BEGIN EXCERPTED DATA

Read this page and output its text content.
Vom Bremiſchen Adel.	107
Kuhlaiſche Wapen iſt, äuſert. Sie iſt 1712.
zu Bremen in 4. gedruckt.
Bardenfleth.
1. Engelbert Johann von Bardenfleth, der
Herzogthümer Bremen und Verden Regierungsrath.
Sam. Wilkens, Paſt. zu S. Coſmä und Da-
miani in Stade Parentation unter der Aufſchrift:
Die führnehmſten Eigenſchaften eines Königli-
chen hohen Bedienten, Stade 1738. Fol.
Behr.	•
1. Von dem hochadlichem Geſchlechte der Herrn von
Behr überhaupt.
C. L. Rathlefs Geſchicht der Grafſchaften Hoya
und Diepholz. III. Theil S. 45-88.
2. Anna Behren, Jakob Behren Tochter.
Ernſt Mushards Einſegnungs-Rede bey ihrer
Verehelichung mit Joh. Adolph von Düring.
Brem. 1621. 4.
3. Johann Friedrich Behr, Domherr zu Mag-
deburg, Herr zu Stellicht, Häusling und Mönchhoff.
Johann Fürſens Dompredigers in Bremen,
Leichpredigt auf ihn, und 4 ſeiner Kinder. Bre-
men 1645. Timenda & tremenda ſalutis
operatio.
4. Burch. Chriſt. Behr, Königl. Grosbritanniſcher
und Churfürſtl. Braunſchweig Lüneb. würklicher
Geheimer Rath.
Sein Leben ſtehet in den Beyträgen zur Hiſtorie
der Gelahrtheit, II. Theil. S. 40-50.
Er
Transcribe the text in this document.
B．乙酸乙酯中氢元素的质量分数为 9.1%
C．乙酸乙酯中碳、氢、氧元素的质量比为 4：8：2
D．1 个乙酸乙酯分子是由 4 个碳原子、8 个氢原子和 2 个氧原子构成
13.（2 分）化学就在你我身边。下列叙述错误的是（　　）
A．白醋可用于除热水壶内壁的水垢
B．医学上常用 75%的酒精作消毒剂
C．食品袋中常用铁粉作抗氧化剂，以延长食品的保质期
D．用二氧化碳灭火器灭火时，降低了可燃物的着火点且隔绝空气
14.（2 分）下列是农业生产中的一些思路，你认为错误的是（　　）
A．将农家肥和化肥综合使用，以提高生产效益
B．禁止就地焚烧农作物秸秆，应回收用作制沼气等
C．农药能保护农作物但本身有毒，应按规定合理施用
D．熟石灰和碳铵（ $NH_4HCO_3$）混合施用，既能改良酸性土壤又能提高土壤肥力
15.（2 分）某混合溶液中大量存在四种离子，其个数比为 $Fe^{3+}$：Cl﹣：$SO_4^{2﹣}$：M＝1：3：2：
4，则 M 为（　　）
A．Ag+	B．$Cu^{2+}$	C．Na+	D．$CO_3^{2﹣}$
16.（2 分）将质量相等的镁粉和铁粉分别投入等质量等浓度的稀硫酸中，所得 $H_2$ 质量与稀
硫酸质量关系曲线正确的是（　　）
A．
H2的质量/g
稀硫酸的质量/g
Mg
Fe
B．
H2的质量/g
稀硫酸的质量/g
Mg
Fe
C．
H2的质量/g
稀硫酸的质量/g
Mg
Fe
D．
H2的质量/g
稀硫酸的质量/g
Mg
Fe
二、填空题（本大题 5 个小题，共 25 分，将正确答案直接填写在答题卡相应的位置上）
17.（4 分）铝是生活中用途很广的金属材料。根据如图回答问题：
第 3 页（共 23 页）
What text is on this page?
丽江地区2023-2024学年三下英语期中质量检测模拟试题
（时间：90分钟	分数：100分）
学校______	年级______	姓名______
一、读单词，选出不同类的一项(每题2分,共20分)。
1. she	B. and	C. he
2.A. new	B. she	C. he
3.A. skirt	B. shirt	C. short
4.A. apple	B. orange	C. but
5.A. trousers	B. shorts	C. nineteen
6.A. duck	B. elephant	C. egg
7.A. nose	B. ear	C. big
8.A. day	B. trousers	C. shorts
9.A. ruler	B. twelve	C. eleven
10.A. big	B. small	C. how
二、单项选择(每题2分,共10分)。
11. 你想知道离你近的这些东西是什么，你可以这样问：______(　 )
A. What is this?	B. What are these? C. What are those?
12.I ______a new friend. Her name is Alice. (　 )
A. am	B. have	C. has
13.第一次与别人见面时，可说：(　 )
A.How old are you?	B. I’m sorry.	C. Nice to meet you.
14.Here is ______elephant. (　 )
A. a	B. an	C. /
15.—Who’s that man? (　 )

END EXCERPTED DATA

▸ **TASK REQUIREMENTS**:
Output the listing above word for word.

▸ **WRITTEN SOLUTION**:
Read this page and output its text content.
Vom Bremiſchen Adel.	107
Kuhlaiſche Wapen iſt, äuſert. Sie iſt 1712.
zu Bremen in 4. gedruckt.
Bardenfleth.
1. Engelbert Johann von Bardenfleth, der
Herzogthümer Bremen und Verden Regierungsrath.
Sam. Wilkens, Paſt. zu S. Coſmä und Da-
miani in Stade Parentation unter der Aufſchrift:
Die führnehmſten Eigenſchaften eines Königli-
chen hohen Bedienten, Stade 1738. Fol.
Behr.	•
1. Von dem hochadlichem Geſchlechte der Herrn von
Behr überhaupt.
C. L. Rathlefs Geſchicht der Grafſchaften Hoya
und Diepholz. III. Theil S. 45-88.
2. Anna Behren, Jakob Behren Tochter.
Ernſt Mushards Einſegnungs-Rede bey ihrer
Verehelichung mit Joh. Adolph von Düring.
Brem. 1621. 4.
3. Johann Friedrich Behr, Domherr zu Mag-
deburg, Herr zu Stellicht, Häusling und Mönchhoff.
Johann Fürſens Dompredigers in Bremen,
Leichpredigt auf ihn, und 4 ſeiner Kinder. Bre-
men 1645. Timenda & tremenda ſalutis
operatio.
4. Burch. Chriſt. Behr, Königl. Grosbritanniſcher
und Churfürſtl. Braunſchweig Lüneb. würklicher
Geheimer Rath.
Sein Leben ſtehet in den Beyträgen zur Hiſtorie
der Gelahrtheit, II. Theil. S. 40-50.
Er
Transcribe the text in this document.
B．乙酸乙酯中氢元素的质量分数为 9.1%
C．乙酸乙酯中碳、氢、氧元素的质量比为 4：8：2
D．1 个乙酸乙酯分子是由 4 个碳原子、8 个氢原子和 2 个氧原子构成
13.（2 分）化学就在你我身边。下列叙述错误的是（　　）
A．白醋可用于除热水壶内壁的水垢
B．医学上常用 75%的酒精作消毒剂
C．食品袋中常用铁粉作抗氧化剂，以延长食品的保质期
D．用二氧化碳灭火器灭火时，降低了可燃物的着火点且隔绝空气
14.（2 分）下列是农业生产中的一些思路，你认为错误的是（　　）
A．将农家肥和化肥综合使用，以提高生产效益
B．禁止就地焚烧农作物秸秆，应回收用作制沼气等
C．农药能保护农作物但本身有毒，应按规定合理施用
D．熟石灰和碳铵（ $NH_4HCO_3$）混合施用，既能改良酸性土壤又能提高土壤肥力
15.（2 分）某混合溶液中大量存在四种离子，其个数比为 $Fe^{3+}$：Cl﹣：$SO_4^{2﹣}$：M＝1：3：2：
4，则 M 为（　　）
A．Ag+	B．$Cu^{2+}$	C．Na+	D．$CO_3^{2﹣}$
16.（2 分）将质量相等的镁粉和铁粉分别投入等质量等浓度的稀硫酸中，所得 $H_2$ 质量与稀
硫酸质量关系曲线正确的是（　　）
A．
H2的质量/g
稀硫酸的质量/g
Mg
Fe
B．
H2的质量/g
稀硫酸的质量/g
Mg
Fe
C．
H2的质量/g
稀硫酸的质量/g
Mg
Fe
D．
H2的质量/g
稀硫酸的质量/g
Mg
Fe
二、填空题（本大题 5 个小题，共 25 分，将正确答案直接填写在答题卡相应的位置上）
17.（4 分）铝是生活中用途很广的金属材料。根据如图回答问题：
第 3 页（共 23 页）
What text is on this page?
丽江地区2023-2024学年三下英语期中质量检测模拟试题
（时间：90分钟	分数：100分）
学校______	年级______	姓名______
一、读单词，选出不同类的一项(每题2分,共20分)。
1. she	B. and	C. he
2.A. new	B. she	C. he
3.A. skirt	B. shirt	C. short
4.A. apple	B. orange	C. but
5.A. trousers	B. shorts	C. nineteen
6.A. duck	B. elephant	C. egg
7.A. nose	B. ear	C. big
8.A. day	B. trousers	C. shorts
9.A. ruler	B. twelve	C. eleven
10.A. big	B. small	C. how
二、单项选择(每题2分,共10分)。
11. 你想知道离你近的这些东西是什么，你可以这样问：______(　 )
A. What is this?	B. What are these? C. What are those?
12.I ______a new friend. Her name is Alice. (　 )
A. am	B. have	C. has
13.第一次与别人见面时，可说：(　 )
A.How old are you?	B. I’m sorry.	C. Nice to meet you.
14.Here is ______elephant. (　 )
A. a	B. an	C. /
15.—Who’s that man? (　 )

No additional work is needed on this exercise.